> _Поставленная цель 1_:
Перепишите без изменений строки листинга, начав со строки, в которой есть «company-line: 丰田汽车 bbox=[534, 464, 595, 482]», и закончив строкой, в которой есть «arrow-up-icon: ↑ bbox=[546, 268, 562, 289]», включая обе.

> _Выбранный фрагмент_:
########################################
Уникальность творчества Долиной состоит в том, что современная женщина заговорила сама. Не всегда о женской судьбе, но всегда из глубины этой судьбы. В истории русской поэзии она, конечно, не была первой. Из глубины своей женской судьбы писали и Ахматова, и Цветаева, и не они одни.
И женские судьбы этих гениальных женщин были не легче. Но все же было бы ошибкой не учитывать, что женские судьбы этих великих, поэтов в годы их становления коренным образом отличались от женских судеб в годы становления Вероники Долиной и ее сверстниц.
Касалось это положения и самоощущения женщины. Несмотря на все форсированное равноправие двадцатых и тридцатых годов, в общем принятое обществом, все равно женщина оставалась женщиной со всеми ее женскими обязанностями. Тяжесть ее жизни определялась гораздо более элементарными, а от этого унизительными обстоятельствами, чем у их предшественниц. Не только беспросветностью бытовых тягот, «квартирным вопросом», но и колоссальной убылью мужчин во Второй мировой войне. Из-за чего несколько поколений женщин оказались обреченными на одиночество. К этому можно добавить закон о матерях-одиночках, практически отменявший мужскую ответственность за внебрачных детей. Это должно было стимулировать рождаемость, но только усугубляло унизительное положение женщины.
Трудно представить, чтобы женщина в таком положении (особенно простая) произнесла нечто вроде цветаевского «Вы женщине, как бокал, / печальную честь ухода / вручающий...» Строки, конечно, тоже трагические, но трагедия все же иная.
Вероники Долиной персонально послевоенная демографическая ситуация не коснулась, она – более позднего поколения. Но воздействие атмосферы, создавшейся в послевоенные годы, не кончилось с исчезновением создавшей ее ситуации, а стало надолго историко-культурным фактором, формирующим сознание (а больше подсознание) прежде всего женщин, но и мужчин тоже. Некую генетическую память.
Реакция на эту память определила многое в творчестве Долиной, особенно его начало. И сквозь эту дисгармонию ее потребность в гармонии выводила ее к поэзии. Это было заслугой. Ибо многие ее сверстники, столкнувшись с этой тяжелой «прозой жизни», предпочитали ее не заметить, не размениваться на нее, а то и просто поэтизировать ее – лишь бы «талантливо». Поэзия вообще, как мне уже не раз приходилось говорить и писать, – это непосредственный и живой ответ (реакция) гармонии на дисгармонию бытия.
Самовыражение большинства становившихся мне известными претендентов на звание поэта вполне без этого обходилось. Тем более если речь идет о пишущих женщинах, естественно склонных преувеличивать эстетическую ценность своих переживаний, тонкости их нюансов. Таких стихов – часто вполне искренних и выразительных – становилось (и становится) все больше. И производят они некоторое – правда, не очень определенное и не очень сохраняющееся в памяти впечатление, но почему-то никого так не радуют, как обрадовали меня когда-то песни Вероники Долиной, тоже вполне женские по мироощущению и опыту.
########################################
> _Извлечённые сведения_:
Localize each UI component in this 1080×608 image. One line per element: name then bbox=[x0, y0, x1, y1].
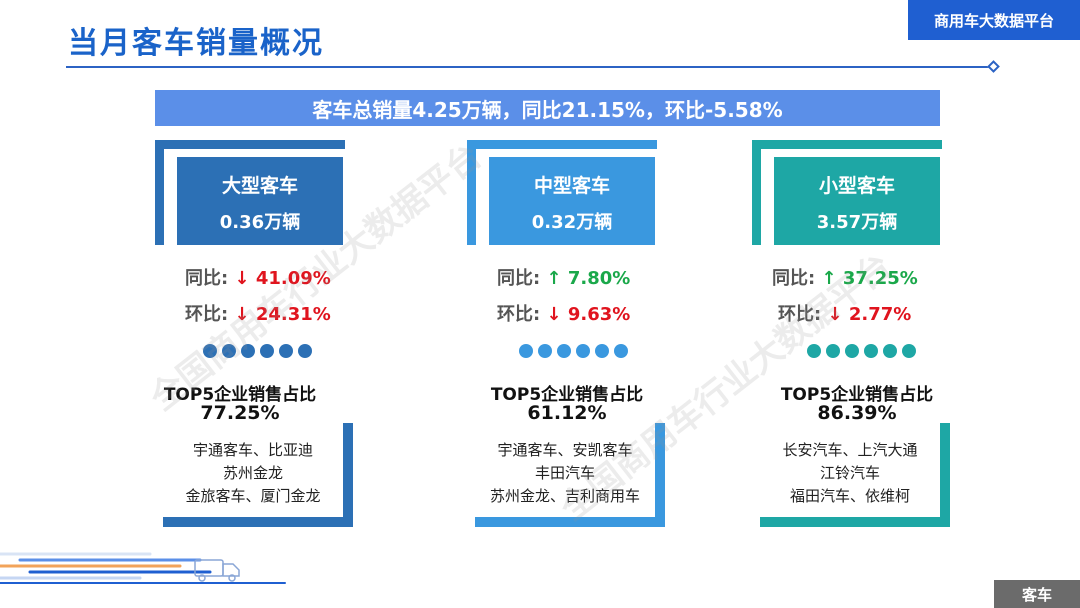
company-line: 丰田汽车 bbox=[534, 464, 595, 482]
top5-label: TOP5企业销售占比 bbox=[780, 385, 934, 405]
company-line: 苏州金龙、吉利商用车 bbox=[489, 487, 640, 505]
yoy-stat: 同比: ↓ 41.09% bbox=[185, 264, 331, 290]
yoy-stat: 同比: ↑ 7.80% bbox=[497, 264, 630, 290]
section-tag: 客车 bbox=[994, 580, 1080, 608]
truck-speed-graphic bbox=[0, 552, 286, 584]
arrow-down-icon: ↓ bbox=[827, 304, 843, 325]
segment-volume: 0.36万辆 bbox=[219, 212, 301, 233]
card-bracket-top bbox=[467, 140, 657, 149]
company-list: 宇通客车、比亚迪 苏州金龙 金旅客车、厦门金龙 bbox=[163, 423, 353, 527]
segment-name: 中型客车 bbox=[533, 175, 610, 197]
card-bracket-top bbox=[752, 140, 942, 149]
mom-value: 2.77% bbox=[848, 304, 912, 325]
yoy-label: 同比: bbox=[497, 268, 541, 289]
segment-name: 小型客车 bbox=[818, 175, 895, 197]
segment-header: 中型客车 0.32万辆 bbox=[489, 157, 655, 245]
company-line: 长安汽车、上汽大通 bbox=[782, 441, 918, 459]
yoy-value: 7.80% bbox=[567, 268, 631, 289]
company-line: 宇通客车、安凯客车 bbox=[497, 441, 633, 459]
top5-label: TOP5企业销售占比 bbox=[490, 385, 644, 405]
mom-stat: 环比: ↓ 24.31% bbox=[185, 300, 331, 326]
top5-value: 61.12% bbox=[527, 402, 607, 424]
title-divider bbox=[66, 66, 994, 68]
dot-divider bbox=[807, 344, 916, 358]
mom-stat: 环比: ↓ 2.77% bbox=[778, 300, 911, 326]
segment-header: 小型客车 3.57万辆 bbox=[774, 157, 940, 245]
yoy-stat: 同比: ↑ 37.25% bbox=[772, 264, 918, 290]
segment-header: 大型客车 0.36万辆 bbox=[177, 157, 343, 245]
company-line: 苏州金龙 bbox=[222, 464, 283, 482]
mom-label: 环比: bbox=[185, 304, 229, 325]
summary-banner: 客车总销量4.25万辆，同比21.15%，环比-5.58% bbox=[155, 90, 940, 126]
mom-label: 环比: bbox=[497, 304, 541, 325]
segment-name: 大型客车 bbox=[221, 175, 298, 197]
arrow-up-icon: ↑ bbox=[821, 268, 837, 289]
top5-value: 86.39% bbox=[817, 402, 897, 424]
card-bracket-left bbox=[752, 140, 761, 245]
dot-divider bbox=[519, 344, 628, 358]
segment-volume: 0.32万辆 bbox=[531, 212, 613, 233]
card-bracket-left bbox=[467, 140, 476, 245]
arrow-up-icon: ↑ bbox=[546, 268, 562, 289]
company-list: 宇通客车、安凯客车 丰田汽车 苏州金龙、吉利商用车 bbox=[475, 423, 665, 527]
arrow-down-icon: ↓ bbox=[546, 304, 562, 325]
company-line: 宇通客车、比亚迪 bbox=[192, 441, 313, 459]
yoy-value: 41.09% bbox=[255, 268, 331, 289]
card-bracket-left bbox=[155, 140, 164, 245]
segment-volume: 3.57万辆 bbox=[816, 212, 898, 233]
top5-label: TOP5企业销售占比 bbox=[163, 385, 317, 405]
mom-value: 9.63% bbox=[567, 304, 631, 325]
page-title: 当月客车销量概况 bbox=[68, 26, 324, 61]
mom-value: 24.31% bbox=[255, 304, 331, 325]
yoy-value: 37.25% bbox=[842, 268, 918, 289]
dot-divider bbox=[203, 344, 312, 358]
company-line: 福田汽车、依维柯 bbox=[789, 487, 910, 505]
arrow-down-icon: ↓ bbox=[234, 268, 250, 289]
company-line: 金旅客车、厦门金龙 bbox=[185, 487, 321, 505]
divider-end-marker bbox=[987, 60, 1000, 73]
mom-stat: 环比: ↓ 9.63% bbox=[497, 300, 630, 326]
top5-value: 77.25% bbox=[200, 402, 280, 424]
card-bracket-top bbox=[155, 140, 345, 149]
company-list: 长安汽车、上汽大通 江铃汽车 福田汽车、依维柯 bbox=[760, 423, 950, 527]
company-line: 江铃汽车 bbox=[819, 464, 880, 482]
yoy-label: 同比: bbox=[185, 268, 229, 289]
arrow-down-icon: ↓ bbox=[234, 304, 250, 325]
brand-badge: 商用车大数据平台 bbox=[908, 0, 1080, 40]
yoy-label: 同比: bbox=[772, 268, 816, 289]
mom-label: 环比: bbox=[778, 304, 822, 325]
########################################
> _Поставленная цель 2_:
Повторите дословно часть фрагмента, начав со слов «Уникальность творчества Долиной» и закончив словами «не они одни.».

> _Полный ответ 1_:
company-line: 丰田汽车 bbox=[534, 464, 595, 482]
top5-label: TOP5企业销售占比 bbox=[780, 385, 934, 405]
company-line: 苏州金龙、吉利商用车 bbox=[489, 487, 640, 505]
yoy-stat: 同比: ↓ 41.09% bbox=[185, 264, 331, 290]
yoy-stat: 同比: ↑ 7.80% bbox=[497, 264, 630, 290]
section-tag: 客车 bbox=[994, 580, 1080, 608]
truck-speed-graphic bbox=[0, 552, 286, 584]
arrow-down-icon: ↓ bbox=[827, 304, 843, 325]
segment-volume: 0.36万辆 bbox=[219, 212, 301, 233]
card-bracket-top bbox=[467, 140, 657, 149]
company-list: 宇通客车、比亚迪 苏州金龙 金旅客车、厦门金龙 bbox=[163, 423, 353, 527]
segment-name: 中型客车 bbox=[533, 175, 610, 197]
card-bracket-top bbox=[752, 140, 942, 149]
mom-value: 2.77% bbox=[848, 304, 912, 325]
yoy-label: 同比: bbox=[497, 268, 541, 289]
segment-name: 小型客车 bbox=[818, 175, 895, 197]
segment-header: 中型客车 0.32万辆 bbox=[489, 157, 655, 245]
company-line: 长安汽车、上汽大通 bbox=[782, 441, 918, 459]
yoy-value: 7.80% bbox=[567, 268, 631, 289]
company-line: 宇通客车、安凯客车 bbox=[497, 441, 633, 459]
top5-label: TOP5企业销售占比 bbox=[490, 385, 644, 405]
mom-stat: 环比: ↓ 24.31% bbox=[185, 300, 331, 326]
top5-value: 61.12% bbox=[527, 402, 607, 424]
title-divider bbox=[66, 66, 994, 68]
dot-divider bbox=[807, 344, 916, 358]
mom-stat: 环比: ↓ 2.77% bbox=[778, 300, 911, 326]
segment-header: 小型客车 3.57万辆 bbox=[774, 157, 940, 245]
yoy-stat: 同比: ↑ 37.25% bbox=[772, 264, 918, 290]
segment-header: 大型客车 0.36万辆 bbox=[177, 157, 343, 245]
company-line: 苏州金龙 bbox=[222, 464, 283, 482]
mom-label: 环比: bbox=[185, 304, 229, 325]
summary-banner: 客车总销量4.25万辆，同比21.15%，环比-5.58% bbox=[155, 90, 940, 126]
mom-label: 环比: bbox=[497, 304, 541, 325]
segment-name: 大型客车 bbox=[221, 175, 298, 197]
arrow-up-icon: ↑ bbox=[821, 268, 837, 289]
top5-value: 86.39% bbox=[817, 402, 897, 424]
card-bracket-left bbox=[752, 140, 761, 245]
dot-divider bbox=[519, 344, 628, 358]
segment-volume: 0.32万辆 bbox=[531, 212, 613, 233]
card-bracket-left bbox=[467, 140, 476, 245]
arrow-up-icon: ↑ bbox=[546, 268, 562, 289]

> _Полный ответ 2_:
Уникальность творчества Долиной состоит в том, что современная женщина заговорила сама. Не всегда о женской судьбе, но всегда из глубины этой судьбы. В истории русской поэзии она, конечно, не была первой. Из глубины своей женской судьбы писали и Ахматова, и Цветаева, и не они одни.